(Data records)
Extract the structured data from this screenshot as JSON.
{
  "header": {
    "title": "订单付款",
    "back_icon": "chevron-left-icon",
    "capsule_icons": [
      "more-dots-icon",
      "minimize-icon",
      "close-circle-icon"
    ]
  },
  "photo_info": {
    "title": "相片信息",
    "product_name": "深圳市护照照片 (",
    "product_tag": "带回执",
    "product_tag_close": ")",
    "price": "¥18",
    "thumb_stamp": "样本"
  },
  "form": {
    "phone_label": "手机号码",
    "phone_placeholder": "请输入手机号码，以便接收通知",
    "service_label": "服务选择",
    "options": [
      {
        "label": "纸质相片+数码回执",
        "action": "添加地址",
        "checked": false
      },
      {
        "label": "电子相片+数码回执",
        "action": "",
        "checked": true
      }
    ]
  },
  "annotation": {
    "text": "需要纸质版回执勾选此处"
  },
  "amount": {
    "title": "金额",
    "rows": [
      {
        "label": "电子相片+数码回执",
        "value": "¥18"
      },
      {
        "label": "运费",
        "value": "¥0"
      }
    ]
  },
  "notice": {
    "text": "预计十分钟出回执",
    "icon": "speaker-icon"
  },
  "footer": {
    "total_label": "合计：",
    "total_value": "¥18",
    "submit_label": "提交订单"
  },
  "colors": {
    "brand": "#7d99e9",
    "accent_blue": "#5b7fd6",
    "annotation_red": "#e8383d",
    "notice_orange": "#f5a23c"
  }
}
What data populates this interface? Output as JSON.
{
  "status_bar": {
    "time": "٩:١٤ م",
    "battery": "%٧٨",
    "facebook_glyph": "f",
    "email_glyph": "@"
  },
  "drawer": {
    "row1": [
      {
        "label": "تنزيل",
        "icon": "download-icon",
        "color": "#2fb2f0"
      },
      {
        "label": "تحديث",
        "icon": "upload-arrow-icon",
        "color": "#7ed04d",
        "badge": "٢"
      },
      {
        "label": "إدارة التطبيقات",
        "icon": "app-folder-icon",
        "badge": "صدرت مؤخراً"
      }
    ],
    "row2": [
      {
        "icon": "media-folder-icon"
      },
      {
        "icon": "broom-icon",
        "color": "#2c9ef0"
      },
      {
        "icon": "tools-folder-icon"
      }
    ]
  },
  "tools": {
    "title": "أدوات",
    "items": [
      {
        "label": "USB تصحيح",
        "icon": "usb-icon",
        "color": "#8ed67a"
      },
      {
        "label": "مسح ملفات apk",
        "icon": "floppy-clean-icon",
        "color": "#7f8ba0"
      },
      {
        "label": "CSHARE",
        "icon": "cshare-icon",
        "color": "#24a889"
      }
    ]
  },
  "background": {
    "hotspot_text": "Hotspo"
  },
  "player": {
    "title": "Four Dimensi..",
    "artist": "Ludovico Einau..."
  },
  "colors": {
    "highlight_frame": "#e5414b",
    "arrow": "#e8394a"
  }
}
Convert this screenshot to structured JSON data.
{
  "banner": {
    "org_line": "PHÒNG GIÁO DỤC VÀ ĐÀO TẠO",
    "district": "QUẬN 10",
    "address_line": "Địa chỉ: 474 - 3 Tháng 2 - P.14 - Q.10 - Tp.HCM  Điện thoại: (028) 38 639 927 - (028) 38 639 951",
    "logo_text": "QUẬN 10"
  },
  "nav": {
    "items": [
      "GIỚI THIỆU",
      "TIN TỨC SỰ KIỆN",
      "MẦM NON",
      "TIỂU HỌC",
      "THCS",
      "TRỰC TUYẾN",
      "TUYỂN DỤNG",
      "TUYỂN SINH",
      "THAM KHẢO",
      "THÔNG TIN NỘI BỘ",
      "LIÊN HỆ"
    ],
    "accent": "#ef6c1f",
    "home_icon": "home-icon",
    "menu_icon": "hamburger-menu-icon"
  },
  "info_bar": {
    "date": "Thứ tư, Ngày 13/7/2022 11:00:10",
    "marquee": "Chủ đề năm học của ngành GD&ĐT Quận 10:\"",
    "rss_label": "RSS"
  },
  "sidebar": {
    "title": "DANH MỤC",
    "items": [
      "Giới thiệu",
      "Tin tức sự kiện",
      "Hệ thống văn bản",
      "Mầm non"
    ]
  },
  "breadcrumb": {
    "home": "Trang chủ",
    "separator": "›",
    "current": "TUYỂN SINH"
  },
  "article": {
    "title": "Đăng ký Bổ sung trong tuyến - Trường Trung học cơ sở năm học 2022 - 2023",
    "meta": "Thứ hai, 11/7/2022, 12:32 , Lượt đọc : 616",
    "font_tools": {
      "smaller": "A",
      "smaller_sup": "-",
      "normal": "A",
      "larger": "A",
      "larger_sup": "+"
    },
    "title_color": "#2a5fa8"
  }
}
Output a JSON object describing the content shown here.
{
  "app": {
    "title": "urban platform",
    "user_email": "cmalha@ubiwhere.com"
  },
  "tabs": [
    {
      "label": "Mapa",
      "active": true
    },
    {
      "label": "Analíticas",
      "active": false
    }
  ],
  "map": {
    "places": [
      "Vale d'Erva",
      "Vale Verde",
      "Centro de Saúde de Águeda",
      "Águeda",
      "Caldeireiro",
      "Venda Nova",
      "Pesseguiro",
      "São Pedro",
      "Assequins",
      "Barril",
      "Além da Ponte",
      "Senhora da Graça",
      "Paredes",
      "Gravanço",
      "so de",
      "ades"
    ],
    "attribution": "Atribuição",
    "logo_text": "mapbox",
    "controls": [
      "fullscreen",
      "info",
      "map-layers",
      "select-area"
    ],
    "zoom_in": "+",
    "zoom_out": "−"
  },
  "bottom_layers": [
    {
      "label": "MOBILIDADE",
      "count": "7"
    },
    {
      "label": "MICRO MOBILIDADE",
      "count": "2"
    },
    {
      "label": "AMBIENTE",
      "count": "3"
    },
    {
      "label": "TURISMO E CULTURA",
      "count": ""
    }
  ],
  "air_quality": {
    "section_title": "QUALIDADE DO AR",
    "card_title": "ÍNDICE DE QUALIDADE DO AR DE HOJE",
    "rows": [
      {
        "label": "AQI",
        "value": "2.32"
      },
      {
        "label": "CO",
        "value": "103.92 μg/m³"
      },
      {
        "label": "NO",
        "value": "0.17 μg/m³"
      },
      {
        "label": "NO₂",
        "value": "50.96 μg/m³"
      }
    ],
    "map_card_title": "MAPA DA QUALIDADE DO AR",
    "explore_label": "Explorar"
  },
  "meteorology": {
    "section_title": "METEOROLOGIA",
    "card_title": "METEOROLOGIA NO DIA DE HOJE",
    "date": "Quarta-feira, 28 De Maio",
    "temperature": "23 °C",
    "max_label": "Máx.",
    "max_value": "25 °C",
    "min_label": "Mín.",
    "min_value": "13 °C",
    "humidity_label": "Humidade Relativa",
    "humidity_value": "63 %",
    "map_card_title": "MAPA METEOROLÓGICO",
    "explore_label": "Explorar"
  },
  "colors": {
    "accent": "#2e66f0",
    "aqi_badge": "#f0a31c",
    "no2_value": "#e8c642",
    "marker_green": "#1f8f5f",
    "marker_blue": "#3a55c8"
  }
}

*Exercise task:*
From the entries above, extract each line containing "MOBILIDADE".

*Exercise solution:*
      "label": "MOBILIDADE",
      "label": "MICRO MOBILIDADE",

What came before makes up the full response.